### EXERCISE TASK:
Write out all of the entries exactly, please.

Excerpt from a dataset
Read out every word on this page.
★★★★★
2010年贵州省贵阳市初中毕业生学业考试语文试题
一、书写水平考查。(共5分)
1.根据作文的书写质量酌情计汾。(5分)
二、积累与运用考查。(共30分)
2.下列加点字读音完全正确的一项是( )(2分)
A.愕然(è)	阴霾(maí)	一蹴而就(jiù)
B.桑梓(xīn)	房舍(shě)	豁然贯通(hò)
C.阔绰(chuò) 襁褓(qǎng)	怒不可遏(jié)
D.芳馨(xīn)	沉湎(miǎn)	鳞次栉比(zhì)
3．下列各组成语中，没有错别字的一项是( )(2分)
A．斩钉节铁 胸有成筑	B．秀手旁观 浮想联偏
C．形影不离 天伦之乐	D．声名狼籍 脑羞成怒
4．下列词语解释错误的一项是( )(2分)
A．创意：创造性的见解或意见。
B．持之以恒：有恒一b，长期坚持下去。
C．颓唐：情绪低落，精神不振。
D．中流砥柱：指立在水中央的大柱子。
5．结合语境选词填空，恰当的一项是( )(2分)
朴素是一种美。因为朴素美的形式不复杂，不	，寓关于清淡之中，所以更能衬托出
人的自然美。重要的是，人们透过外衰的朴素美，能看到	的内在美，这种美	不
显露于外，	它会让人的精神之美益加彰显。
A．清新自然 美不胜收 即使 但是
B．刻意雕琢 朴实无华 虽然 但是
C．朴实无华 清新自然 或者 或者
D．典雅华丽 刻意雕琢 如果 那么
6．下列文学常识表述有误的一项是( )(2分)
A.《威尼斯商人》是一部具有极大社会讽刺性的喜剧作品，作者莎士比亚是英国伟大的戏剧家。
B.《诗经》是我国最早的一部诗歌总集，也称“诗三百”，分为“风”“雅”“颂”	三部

### ANSWER TO THIS TASK:
Read out every word on this page.
★★★★★
2010年贵州省贵阳市初中毕业生学业考试语文试题
一、书写水平考查。(共5分)
1.根据作文的书写质量酌情计汾。(5分)
二、积累与运用考查。(共30分)
2.下列加点字读音完全正确的一项是( )(2分)
A.愕然(è)	阴霾(maí)	一蹴而就(jiù)
B.桑梓(xīn)	房舍(shě)	豁然贯通(hò)
C.阔绰(chuò) 襁褓(qǎng)	怒不可遏(jié)
D.芳馨(xīn)	沉湎(miǎn)	鳞次栉比(zhì)
3．下列各组成语中，没有错别字的一项是( )(2分)
A．斩钉节铁 胸有成筑	B．秀手旁观 浮想联偏
C．形影不离 天伦之乐	D．声名狼籍 脑羞成怒
4．下列词语解释错误的一项是( )(2分)
A．创意：创造性的见解或意见。
B．持之以恒：有恒一b，长期坚持下去。
C．颓唐：情绪低落，精神不振。
D．中流砥柱：指立在水中央的大柱子。
5．结合语境选词填空，恰当的一项是( )(2分)
朴素是一种美。因为朴素美的形式不复杂，不	，寓关于清淡之中，所以更能衬托出
人的自然美。重要的是，人们透过外衰的朴素美，能看到	的内在美，这种美	不
显露于外，	它会让人的精神之美益加彰显。
A．清新自然 美不胜收 即使 但是
B．刻意雕琢 朴实无华 虽然 但是
C．朴实无华 清新自然 或者 或者
D．典雅华丽 刻意雕琢 如果 那么
6．下列文学常识表述有误的一项是( )(2分)
A.《威尼斯商人》是一部具有极大社会讽刺性的喜剧作品，作者莎士比亚是英国伟大的戏剧家。
B.《诗经》是我国最早的一部诗歌总集，也称“诗三百”，分为“风”“雅”“颂”	三部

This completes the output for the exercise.